_What to produce_
Each line below must be set down exactly; omit any image you find.

_Data_

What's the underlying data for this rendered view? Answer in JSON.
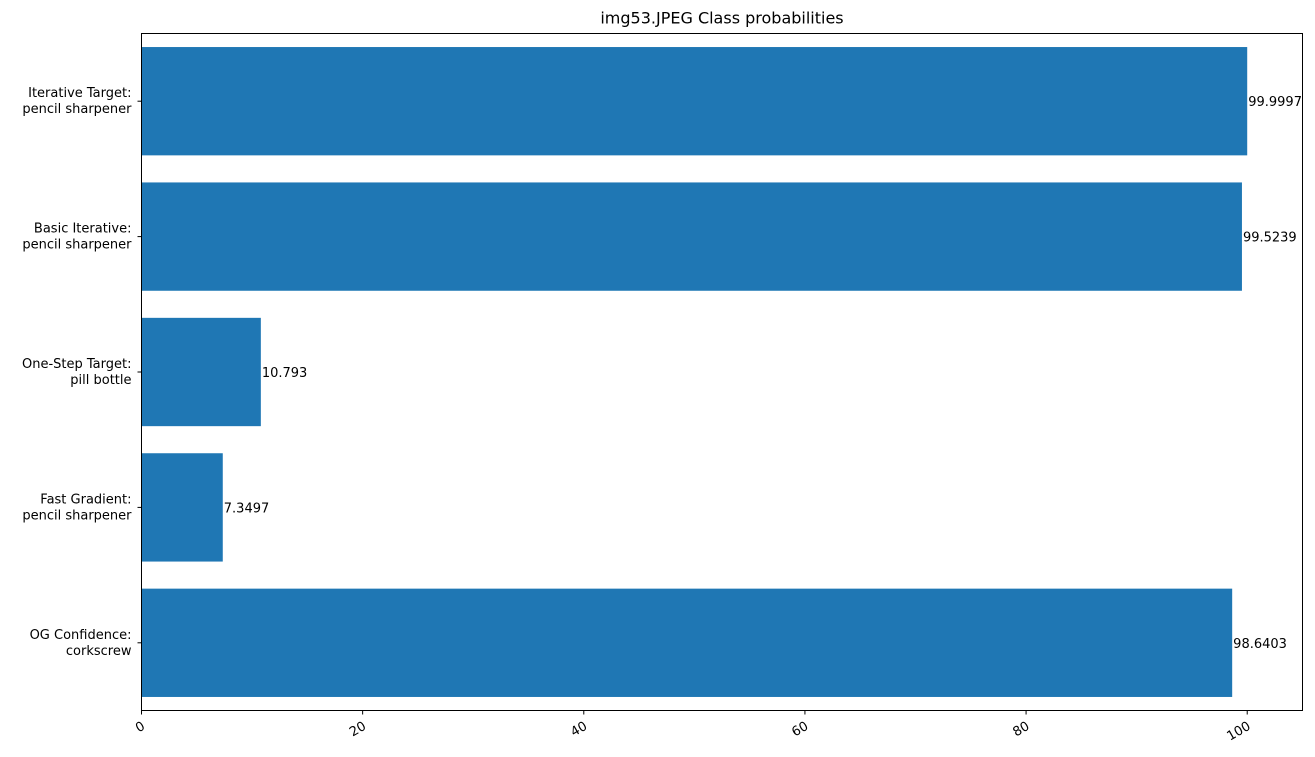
{
  "chart_data": {
    "type": "bar",
    "orientation": "horizontal",
    "title": "img53.JPEG Class probabilities",
    "xlabel": "",
    "ylabel": "",
    "categories": [
      [
        "OG Confidence:",
        "corkscrew"
      ],
      [
        "Fast Gradient:",
        "pencil sharpener"
      ],
      [
        "One-Step Target:",
        "pill bottle"
      ],
      [
        "Basic Iterative:",
        "pencil sharpener"
      ],
      [
        "Iterative Target:",
        "pencil sharpener"
      ]
    ],
    "values": [
      98.6403,
      7.3497,
      10.793,
      99.5239,
      99.9997
    ],
    "data_labels": [
      "98.6403",
      "7.3497",
      "10.793",
      "99.5239",
      "99.9997"
    ],
    "xlim": [
      0,
      105
    ],
    "xticks": [
      0,
      20,
      40,
      60,
      80,
      100
    ],
    "xtick_labels": [
      "0",
      "20",
      "40",
      "60",
      "80",
      "100"
    ],
    "xtick_rotation_deg": 30,
    "grid": false,
    "legend": "none",
    "bar_color": "#1f77b4"
  }
}
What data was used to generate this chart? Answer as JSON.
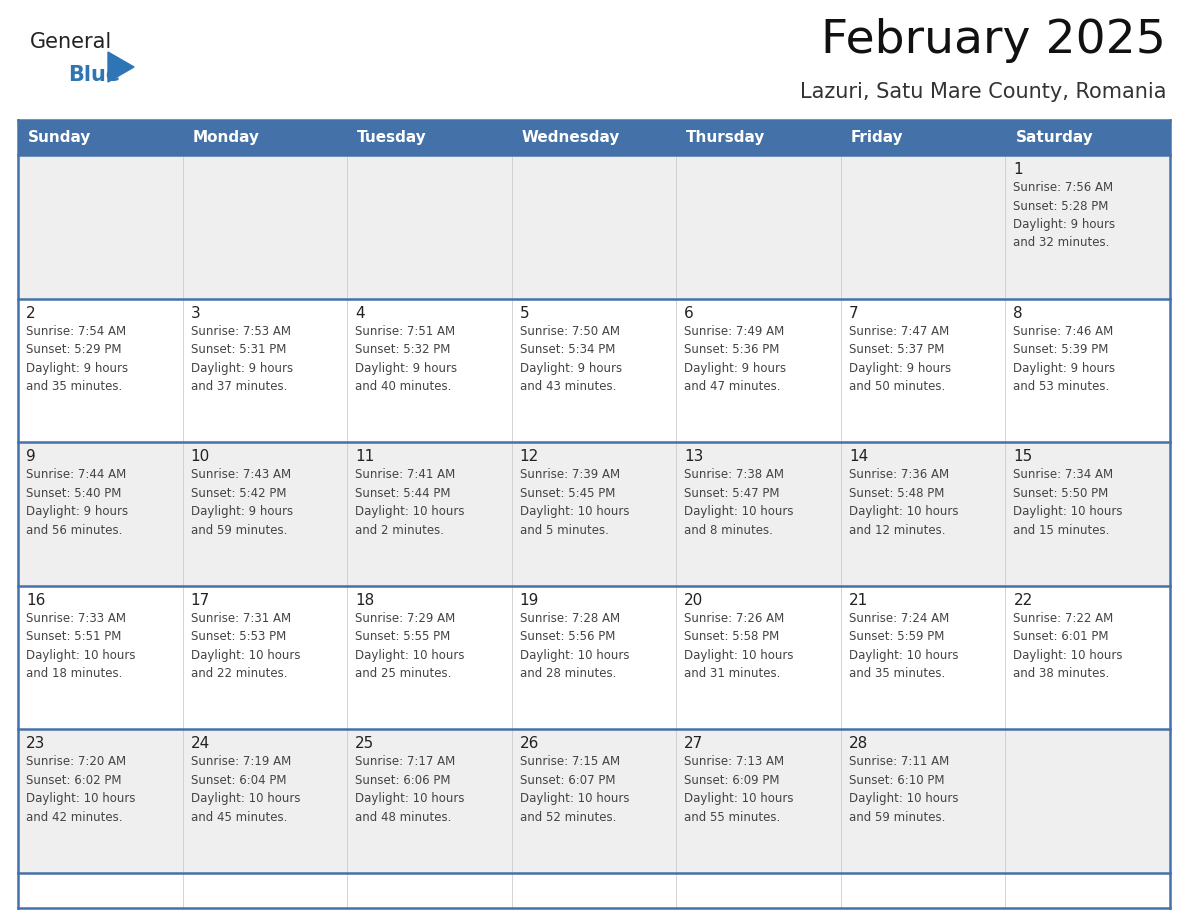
{
  "title": "February 2025",
  "subtitle": "Lazuri, Satu Mare County, Romania",
  "days_of_week": [
    "Sunday",
    "Monday",
    "Tuesday",
    "Wednesday",
    "Thursday",
    "Friday",
    "Saturday"
  ],
  "header_bg": "#4472A8",
  "header_text": "#FFFFFF",
  "cell_bg_even": "#EFEFEF",
  "cell_bg_odd": "#FFFFFF",
  "cell_border_color": "#4472A8",
  "cell_divider_color": "#CCCCCC",
  "day_number_color": "#222222",
  "text_color": "#444444",
  "title_color": "#111111",
  "subtitle_color": "#333333",
  "logo_general_color": "#222222",
  "logo_blue_color": "#2E75B6",
  "weeks": [
    [
      {
        "day": null,
        "info": null
      },
      {
        "day": null,
        "info": null
      },
      {
        "day": null,
        "info": null
      },
      {
        "day": null,
        "info": null
      },
      {
        "day": null,
        "info": null
      },
      {
        "day": null,
        "info": null
      },
      {
        "day": 1,
        "info": "Sunrise: 7:56 AM\nSunset: 5:28 PM\nDaylight: 9 hours\nand 32 minutes."
      }
    ],
    [
      {
        "day": 2,
        "info": "Sunrise: 7:54 AM\nSunset: 5:29 PM\nDaylight: 9 hours\nand 35 minutes."
      },
      {
        "day": 3,
        "info": "Sunrise: 7:53 AM\nSunset: 5:31 PM\nDaylight: 9 hours\nand 37 minutes."
      },
      {
        "day": 4,
        "info": "Sunrise: 7:51 AM\nSunset: 5:32 PM\nDaylight: 9 hours\nand 40 minutes."
      },
      {
        "day": 5,
        "info": "Sunrise: 7:50 AM\nSunset: 5:34 PM\nDaylight: 9 hours\nand 43 minutes."
      },
      {
        "day": 6,
        "info": "Sunrise: 7:49 AM\nSunset: 5:36 PM\nDaylight: 9 hours\nand 47 minutes."
      },
      {
        "day": 7,
        "info": "Sunrise: 7:47 AM\nSunset: 5:37 PM\nDaylight: 9 hours\nand 50 minutes."
      },
      {
        "day": 8,
        "info": "Sunrise: 7:46 AM\nSunset: 5:39 PM\nDaylight: 9 hours\nand 53 minutes."
      }
    ],
    [
      {
        "day": 9,
        "info": "Sunrise: 7:44 AM\nSunset: 5:40 PM\nDaylight: 9 hours\nand 56 minutes."
      },
      {
        "day": 10,
        "info": "Sunrise: 7:43 AM\nSunset: 5:42 PM\nDaylight: 9 hours\nand 59 minutes."
      },
      {
        "day": 11,
        "info": "Sunrise: 7:41 AM\nSunset: 5:44 PM\nDaylight: 10 hours\nand 2 minutes."
      },
      {
        "day": 12,
        "info": "Sunrise: 7:39 AM\nSunset: 5:45 PM\nDaylight: 10 hours\nand 5 minutes."
      },
      {
        "day": 13,
        "info": "Sunrise: 7:38 AM\nSunset: 5:47 PM\nDaylight: 10 hours\nand 8 minutes."
      },
      {
        "day": 14,
        "info": "Sunrise: 7:36 AM\nSunset: 5:48 PM\nDaylight: 10 hours\nand 12 minutes."
      },
      {
        "day": 15,
        "info": "Sunrise: 7:34 AM\nSunset: 5:50 PM\nDaylight: 10 hours\nand 15 minutes."
      }
    ],
    [
      {
        "day": 16,
        "info": "Sunrise: 7:33 AM\nSunset: 5:51 PM\nDaylight: 10 hours\nand 18 minutes."
      },
      {
        "day": 17,
        "info": "Sunrise: 7:31 AM\nSunset: 5:53 PM\nDaylight: 10 hours\nand 22 minutes."
      },
      {
        "day": 18,
        "info": "Sunrise: 7:29 AM\nSunset: 5:55 PM\nDaylight: 10 hours\nand 25 minutes."
      },
      {
        "day": 19,
        "info": "Sunrise: 7:28 AM\nSunset: 5:56 PM\nDaylight: 10 hours\nand 28 minutes."
      },
      {
        "day": 20,
        "info": "Sunrise: 7:26 AM\nSunset: 5:58 PM\nDaylight: 10 hours\nand 31 minutes."
      },
      {
        "day": 21,
        "info": "Sunrise: 7:24 AM\nSunset: 5:59 PM\nDaylight: 10 hours\nand 35 minutes."
      },
      {
        "day": 22,
        "info": "Sunrise: 7:22 AM\nSunset: 6:01 PM\nDaylight: 10 hours\nand 38 minutes."
      }
    ],
    [
      {
        "day": 23,
        "info": "Sunrise: 7:20 AM\nSunset: 6:02 PM\nDaylight: 10 hours\nand 42 minutes."
      },
      {
        "day": 24,
        "info": "Sunrise: 7:19 AM\nSunset: 6:04 PM\nDaylight: 10 hours\nand 45 minutes."
      },
      {
        "day": 25,
        "info": "Sunrise: 7:17 AM\nSunset: 6:06 PM\nDaylight: 10 hours\nand 48 minutes."
      },
      {
        "day": 26,
        "info": "Sunrise: 7:15 AM\nSunset: 6:07 PM\nDaylight: 10 hours\nand 52 minutes."
      },
      {
        "day": 27,
        "info": "Sunrise: 7:13 AM\nSunset: 6:09 PM\nDaylight: 10 hours\nand 55 minutes."
      },
      {
        "day": 28,
        "info": "Sunrise: 7:11 AM\nSunset: 6:10 PM\nDaylight: 10 hours\nand 59 minutes."
      },
      {
        "day": null,
        "info": null
      }
    ]
  ]
}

_Written solution_
What's the underlying data for this rendered view? Answer in JSON.
{
  "chart_data": {
    "type": "bar",
    "orientation": "horizontal",
    "title": "img53.JPEG Class probabilities",
    "xlabel": "",
    "ylabel": "",
    "categories": [
      [
        "OG Confidence:",
        "corkscrew"
      ],
      [
        "Fast Gradient:",
        "pencil sharpener"
      ],
      [
        "One-Step Target:",
        "pill bottle"
      ],
      [
        "Basic Iterative:",
        "pencil sharpener"
      ],
      [
        "Iterative Target:",
        "pencil sharpener"
      ]
    ],
    "values": [
      98.6403,
      7.3497,
      10.793,
      99.5239,
      99.9997
    ],
    "data_labels": [
      "98.6403",
      "7.3497",
      "10.793",
      "99.5239",
      "99.9997"
    ],
    "xlim": [
      0,
      105
    ],
    "xticks": [
      0,
      20,
      40,
      60,
      80,
      100
    ],
    "xtick_labels": [
      "0",
      "20",
      "40",
      "60",
      "80",
      "100"
    ],
    "xtick_rotation_deg": 30,
    "grid": false,
    "legend": "none",
    "bar_color": "#1f77b4"
  }
}
What data was used to generate this chart? Answer as JSON.
{
  "title": "February 2025",
  "subtitle": "Lazuri, Satu Mare County, Romania",
  "days_of_week": [
    "Sunday",
    "Monday",
    "Tuesday",
    "Wednesday",
    "Thursday",
    "Friday",
    "Saturday"
  ],
  "header_bg": "#4472A8",
  "header_text": "#FFFFFF",
  "cell_bg_even": "#EFEFEF",
  "cell_bg_odd": "#FFFFFF",
  "cell_border_color": "#4472A8",
  "cell_divider_color": "#CCCCCC",
  "day_number_color": "#222222",
  "text_color": "#444444",
  "title_color": "#111111",
  "subtitle_color": "#333333",
  "logo_general_color": "#222222",
  "logo_blue_color": "#2E75B6",
  "weeks": [
    [
      {
        "day": null,
        "info": null
      },
      {
        "day": null,
        "info": null
      },
      {
        "day": null,
        "info": null
      },
      {
        "day": null,
        "info": null
      },
      {
        "day": null,
        "info": null
      },
      {
        "day": null,
        "info": null
      },
      {
        "day": 1,
        "info": "Sunrise: 7:56 AM\nSunset: 5:28 PM\nDaylight: 9 hours\nand 32 minutes."
      }
    ],
    [
      {
        "day": 2,
        "info": "Sunrise: 7:54 AM\nSunset: 5:29 PM\nDaylight: 9 hours\nand 35 minutes."
      },
      {
        "day": 3,
        "info": "Sunrise: 7:53 AM\nSunset: 5:31 PM\nDaylight: 9 hours\nand 37 minutes."
      },
      {
        "day": 4,
        "info": "Sunrise: 7:51 AM\nSunset: 5:32 PM\nDaylight: 9 hours\nand 40 minutes."
      },
      {
        "day": 5,
        "info": "Sunrise: 7:50 AM\nSunset: 5:34 PM\nDaylight: 9 hours\nand 43 minutes."
      },
      {
        "day": 6,
        "info": "Sunrise: 7:49 AM\nSunset: 5:36 PM\nDaylight: 9 hours\nand 47 minutes."
      },
      {
        "day": 7,
        "info": "Sunrise: 7:47 AM\nSunset: 5:37 PM\nDaylight: 9 hours\nand 50 minutes."
      },
      {
        "day": 8,
        "info": "Sunrise: 7:46 AM\nSunset: 5:39 PM\nDaylight: 9 hours\nand 53 minutes."
      }
    ],
    [
      {
        "day": 9,
        "info": "Sunrise: 7:44 AM\nSunset: 5:40 PM\nDaylight: 9 hours\nand 56 minutes."
      },
      {
        "day": 10,
        "info": "Sunrise: 7:43 AM\nSunset: 5:42 PM\nDaylight: 9 hours\nand 59 minutes."
      },
      {
        "day": 11,
        "info": "Sunrise: 7:41 AM\nSunset: 5:44 PM\nDaylight: 10 hours\nand 2 minutes."
      },
      {
        "day": 12,
        "info": "Sunrise: 7:39 AM\nSunset: 5:45 PM\nDaylight: 10 hours\nand 5 minutes."
      },
      {
        "day": 13,
        "info": "Sunrise: 7:38 AM\nSunset: 5:47 PM\nDaylight: 10 hours\nand 8 minutes."
      },
      {
        "day": 14,
        "info": "Sunrise: 7:36 AM\nSunset: 5:48 PM\nDaylight: 10 hours\nand 12 minutes."
      },
      {
        "day": 15,
        "info": "Sunrise: 7:34 AM\nSunset: 5:50 PM\nDaylight: 10 hours\nand 15 minutes."
      }
    ],
    [
      {
        "day": 16,
        "info": "Sunrise: 7:33 AM\nSunset: 5:51 PM\nDaylight: 10 hours\nand 18 minutes."
      },
      {
        "day": 17,
        "info": "Sunrise: 7:31 AM\nSunset: 5:53 PM\nDaylight: 10 hours\nand 22 minutes."
      },
      {
        "day": 18,
        "info": "Sunrise: 7:29 AM\nSunset: 5:55 PM\nDaylight: 10 hours\nand 25 minutes."
      },
      {
        "day": 19,
        "info": "Sunrise: 7:28 AM\nSunset: 5:56 PM\nDaylight: 10 hours\nand 28 minutes."
      },
      {
        "day": 20,
        "info": "Sunrise: 7:26 AM\nSunset: 5:58 PM\nDaylight: 10 hours\nand 31 minutes."
      },
      {
        "day": 21,
        "info": "Sunrise: 7:24 AM\nSunset: 5:59 PM\nDaylight: 10 hours\nand 35 minutes."
      },
      {
        "day": 22,
        "info": "Sunrise: 7:22 AM\nSunset: 6:01 PM\nDaylight: 10 hours\nand 38 minutes."
      }
    ],
    [
      {
        "day": 23,
        "info": "Sunrise: 7:20 AM\nSunset: 6:02 PM\nDaylight: 10 hours\nand 42 minutes."
      },
      {
        "day": 24,
        "info": "Sunrise: 7:19 AM\nSunset: 6:04 PM\nDaylight: 10 hours\nand 45 minutes."
      },
      {
        "day": 25,
        "info": "Sunrise: 7:17 AM\nSunset: 6:06 PM\nDaylight: 10 hours\nand 48 minutes."
      },
      {
        "day": 26,
        "info": "Sunrise: 7:15 AM\nSunset: 6:07 PM\nDaylight: 10 hours\nand 52 minutes."
      },
      {
        "day": 27,
        "info": "Sunrise: 7:13 AM\nSunset: 6:09 PM\nDaylight: 10 hours\nand 55 minutes."
      },
      {
        "day": 28,
        "info": "Sunrise: 7:11 AM\nSunset: 6:10 PM\nDaylight: 10 hours\nand 59 minutes."
      },
      {
        "day": null,
        "info": null
      }
    ]
  ]
}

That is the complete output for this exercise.